[BEGIN Records shown]
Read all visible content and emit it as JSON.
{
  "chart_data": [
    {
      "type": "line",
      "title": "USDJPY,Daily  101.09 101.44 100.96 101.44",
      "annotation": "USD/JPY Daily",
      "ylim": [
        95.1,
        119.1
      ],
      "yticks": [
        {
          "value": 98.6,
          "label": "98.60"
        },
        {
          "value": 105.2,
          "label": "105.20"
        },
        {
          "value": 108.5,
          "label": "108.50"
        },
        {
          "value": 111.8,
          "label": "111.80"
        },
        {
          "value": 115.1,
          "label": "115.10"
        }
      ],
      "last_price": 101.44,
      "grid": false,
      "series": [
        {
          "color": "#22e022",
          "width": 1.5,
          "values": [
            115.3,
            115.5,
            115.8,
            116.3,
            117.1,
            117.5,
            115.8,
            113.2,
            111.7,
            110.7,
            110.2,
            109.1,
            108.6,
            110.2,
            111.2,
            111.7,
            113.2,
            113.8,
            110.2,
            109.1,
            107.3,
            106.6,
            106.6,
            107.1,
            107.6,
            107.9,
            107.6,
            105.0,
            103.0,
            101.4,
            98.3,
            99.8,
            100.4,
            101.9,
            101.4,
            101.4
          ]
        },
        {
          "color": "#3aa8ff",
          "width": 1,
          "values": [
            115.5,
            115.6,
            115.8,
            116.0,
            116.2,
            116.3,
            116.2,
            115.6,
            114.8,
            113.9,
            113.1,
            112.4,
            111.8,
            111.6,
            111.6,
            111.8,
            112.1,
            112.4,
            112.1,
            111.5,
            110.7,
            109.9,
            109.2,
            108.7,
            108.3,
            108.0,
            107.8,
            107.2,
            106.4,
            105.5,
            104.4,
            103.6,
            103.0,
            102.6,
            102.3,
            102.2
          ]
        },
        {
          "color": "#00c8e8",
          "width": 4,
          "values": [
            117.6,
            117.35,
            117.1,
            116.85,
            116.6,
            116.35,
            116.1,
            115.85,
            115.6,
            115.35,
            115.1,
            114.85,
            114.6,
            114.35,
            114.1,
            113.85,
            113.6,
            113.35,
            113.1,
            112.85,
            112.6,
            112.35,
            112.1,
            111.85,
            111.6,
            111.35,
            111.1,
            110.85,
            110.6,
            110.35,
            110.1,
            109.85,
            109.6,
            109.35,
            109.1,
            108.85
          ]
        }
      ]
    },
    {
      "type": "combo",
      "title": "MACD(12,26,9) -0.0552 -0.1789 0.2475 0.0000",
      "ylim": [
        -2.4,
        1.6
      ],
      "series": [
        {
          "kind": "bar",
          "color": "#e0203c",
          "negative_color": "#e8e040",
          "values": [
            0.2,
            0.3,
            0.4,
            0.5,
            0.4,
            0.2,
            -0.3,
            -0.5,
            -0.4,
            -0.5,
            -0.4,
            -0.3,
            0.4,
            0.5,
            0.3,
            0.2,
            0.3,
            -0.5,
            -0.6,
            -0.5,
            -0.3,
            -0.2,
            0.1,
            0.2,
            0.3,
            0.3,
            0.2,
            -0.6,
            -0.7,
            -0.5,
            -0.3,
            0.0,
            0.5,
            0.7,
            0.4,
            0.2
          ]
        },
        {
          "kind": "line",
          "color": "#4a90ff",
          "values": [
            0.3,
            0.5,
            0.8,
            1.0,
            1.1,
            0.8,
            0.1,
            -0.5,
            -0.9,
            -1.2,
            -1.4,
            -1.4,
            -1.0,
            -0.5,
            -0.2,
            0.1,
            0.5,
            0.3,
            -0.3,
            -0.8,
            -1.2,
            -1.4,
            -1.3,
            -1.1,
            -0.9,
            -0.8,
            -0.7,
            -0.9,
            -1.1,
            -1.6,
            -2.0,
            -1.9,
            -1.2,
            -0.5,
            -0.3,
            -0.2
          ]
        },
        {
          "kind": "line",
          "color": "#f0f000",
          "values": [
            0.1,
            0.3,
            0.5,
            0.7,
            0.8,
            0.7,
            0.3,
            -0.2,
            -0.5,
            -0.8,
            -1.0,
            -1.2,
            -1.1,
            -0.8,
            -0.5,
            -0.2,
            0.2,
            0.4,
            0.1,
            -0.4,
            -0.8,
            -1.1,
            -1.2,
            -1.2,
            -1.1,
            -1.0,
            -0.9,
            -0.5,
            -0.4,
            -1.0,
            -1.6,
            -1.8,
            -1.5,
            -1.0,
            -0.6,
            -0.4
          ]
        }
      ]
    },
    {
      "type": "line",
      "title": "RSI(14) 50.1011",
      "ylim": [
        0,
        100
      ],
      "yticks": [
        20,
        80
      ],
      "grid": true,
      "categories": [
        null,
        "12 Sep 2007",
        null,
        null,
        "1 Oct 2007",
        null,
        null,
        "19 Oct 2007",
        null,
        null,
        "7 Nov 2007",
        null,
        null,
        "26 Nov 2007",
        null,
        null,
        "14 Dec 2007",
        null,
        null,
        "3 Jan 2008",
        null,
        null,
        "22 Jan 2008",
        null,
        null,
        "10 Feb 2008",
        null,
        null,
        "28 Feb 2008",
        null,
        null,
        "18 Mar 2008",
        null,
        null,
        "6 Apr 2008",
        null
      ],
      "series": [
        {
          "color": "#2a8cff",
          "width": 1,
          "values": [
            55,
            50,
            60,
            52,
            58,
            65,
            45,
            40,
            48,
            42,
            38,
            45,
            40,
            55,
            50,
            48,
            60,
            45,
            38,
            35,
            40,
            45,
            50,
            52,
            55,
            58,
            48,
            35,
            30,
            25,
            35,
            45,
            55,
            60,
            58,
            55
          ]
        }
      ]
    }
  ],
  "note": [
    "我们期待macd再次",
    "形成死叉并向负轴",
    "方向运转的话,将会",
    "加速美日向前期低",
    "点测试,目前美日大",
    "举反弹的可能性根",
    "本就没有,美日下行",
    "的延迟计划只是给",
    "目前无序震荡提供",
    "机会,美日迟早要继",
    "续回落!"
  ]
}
[END Records shown]
- **Written problem**
Above are the records; retype them all without a single difference.

- **Exercise response**
Read all visible content and emit it as JSON.
{
  "chart_data": [
    {
      "type": "line",
      "title": "USDJPY,Daily  101.09 101.44 100.96 101.44",
      "annotation": "USD/JPY Daily",
      "ylim": [
        95.1,
        119.1
      ],
      "yticks": [
        {
          "value": 98.6,
          "label": "98.60"
        },
        {
          "value": 105.2,
          "label": "105.20"
        },
        {
          "value": 108.5,
          "label": "108.50"
        },
        {
          "value": 111.8,
          "label": "111.80"
        },
        {
          "value": 115.1,
          "label": "115.10"
        }
      ],
      "last_price": 101.44,
      "grid": false,
      "series": [
        {
          "color": "#22e022",
          "width": 1.5,
          "values": [
            115.3,
            115.5,
            115.8,
            116.3,
            117.1,
            117.5,
            115.8,
            113.2,
            111.7,
            110.7,
            110.2,
            109.1,
            108.6,
            110.2,
            111.2,
            111.7,
            113.2,
            113.8,
            110.2,
            109.1,
            107.3,
            106.6,
            106.6,
            107.1,
            107.6,
            107.9,
            107.6,
            105.0,
            103.0,
            101.4,
            98.3,
            99.8,
            100.4,
            101.9,
            101.4,
            101.4
          ]
        },
        {
          "color": "#3aa8ff",
          "width": 1,
          "values": [
            115.5,
            115.6,
            115.8,
            116.0,
            116.2,
            116.3,
            116.2,
            115.6,
            114.8,
            113.9,
            113.1,
            112.4,
            111.8,
            111.6,
            111.6,
            111.8,
            112.1,
            112.4,
            112.1,
            111.5,
            110.7,
            109.9,
            109.2,
            108.7,
            108.3,
            108.0,
            107.8,
            107.2,
            106.4,
            105.5,
            104.4,
            103.6,
            103.0,
            102.6,
            102.3,
            102.2
          ]
        },
        {
          "color": "#00c8e8",
          "width": 4,
          "values": [
            117.6,
            117.35,
            117.1,
            116.85,
            116.6,
            116.35,
            116.1,
            115.85,
            115.6,
            115.35,
            115.1,
            114.85,
            114.6,
            114.35,
            114.1,
            113.85,
            113.6,
            113.35,
            113.1,
            112.85,
            112.6,
            112.35,
            112.1,
            111.85,
            111.6,
            111.35,
            111.1,
            110.85,
            110.6,
            110.35,
            110.1,
            109.85,
            109.6,
            109.35,
            109.1,
            108.85
          ]
        }
      ]
    },
    {
      "type": "combo",
      "title": "MACD(12,26,9) -0.0552 -0.1789 0.2475 0.0000",
      "ylim": [
        -2.4,
        1.6
      ],
      "series": [
        {
          "kind": "bar",
          "color": "#e0203c",
          "negative_color": "#e8e040",
          "values": [
            0.2,
            0.3,
            0.4,
            0.5,
            0.4,
            0.2,
            -0.3,
            -0.5,
            -0.4,
            -0.5,
            -0.4,
            -0.3,
            0.4,
            0.5,
            0.3,
            0.2,
            0.3,
            -0.5,
            -0.6,
            -0.5,
            -0.3,
            -0.2,
            0.1,
            0.2,
            0.3,
            0.3,
            0.2,
            -0.6,
            -0.7,
            -0.5,
            -0.3,
            0.0,
            0.5,
            0.7,
            0.4,
            0.2
          ]
        },
        {
          "kind": "line",
          "color": "#4a90ff",
          "values": [
            0.3,
            0.5,
            0.8,
            1.0,
            1.1,
            0.8,
            0.1,
            -0.5,
            -0.9,
            -1.2,
            -1.4,
            -1.4,
            -1.0,
            -0.5,
            -0.2,
            0.1,
            0.5,
            0.3,
            -0.3,
            -0.8,
            -1.2,
            -1.4,
            -1.3,
            -1.1,
            -0.9,
            -0.8,
            -0.7,
            -0.9,
            -1.1,
            -1.6,
            -2.0,
            -1.9,
            -1.2,
            -0.5,
            -0.3,
            -0.2
          ]
        },
        {
          "kind": "line",
          "color": "#f0f000",
          "values": [
            0.1,
            0.3,
            0.5,
            0.7,
            0.8,
            0.7,
            0.3,
            -0.2,
            -0.5,
            -0.8,
            -1.0,
            -1.2,
            -1.1,
            -0.8,
            -0.5,
            -0.2,
            0.2,
            0.4,
            0.1,
            -0.4,
            -0.8,
            -1.1,
            -1.2,
            -1.2,
            -1.1,
            -1.0,
            -0.9,
            -0.5,
            -0.4,
            -1.0,
            -1.6,
            -1.8,
            -1.5,
            -1.0,
            -0.6,
            -0.4
          ]
        }
      ]
    },
    {
      "type": "line",
      "title": "RSI(14) 50.1011",
      "ylim": [
        0,
        100
      ],
      "yticks": [
        20,
        80
      ],
      "grid": true,
      "categories": [
        null,
        "12 Sep 2007",
        null,
        null,
        "1 Oct 2007",
        null,
        null,
        "19 Oct 2007",
        null,
        null,
        "7 Nov 2007",
        null,
        null,
        "26 Nov 2007",
        null,
        null,
        "14 Dec 2007",
        null,
        null,
        "3 Jan 2008",
        null,
        null,
        "22 Jan 2008",
        null,
        null,
        "10 Feb 2008",
        null,
        null,
        "28 Feb 2008",
        null,
        null,
        "18 Mar 2008",
        null,
        null,
        "6 Apr 2008",
        null
      ],
      "series": [
        {
          "color": "#2a8cff",
          "width": 1,
          "values": [
            55,
            50,
            60,
            52,
            58,
            65,
            45,
            40,
            48,
            42,
            38,
            45,
            40,
            55,
            50,
            48,
            60,
            45,
            38,
            35,
            40,
            45,
            50,
            52,
            55,
            58,
            48,
            35,
            30,
            25,
            35,
            45,
            55,
            60,
            58,
            55
          ]
        }
      ]
    }
  ],
  "note": [
    "我们期待macd再次",
    "形成死叉并向负轴",
    "方向运转的话,将会",
    "加速美日向前期低",
    "点测试,目前美日大",
    "举反弹的可能性根",
    "本就没有,美日下行",
    "的延迟计划只是给",
    "目前无序震荡提供",
    "机会,美日迟早要继",
    "续回落!"
  ]
}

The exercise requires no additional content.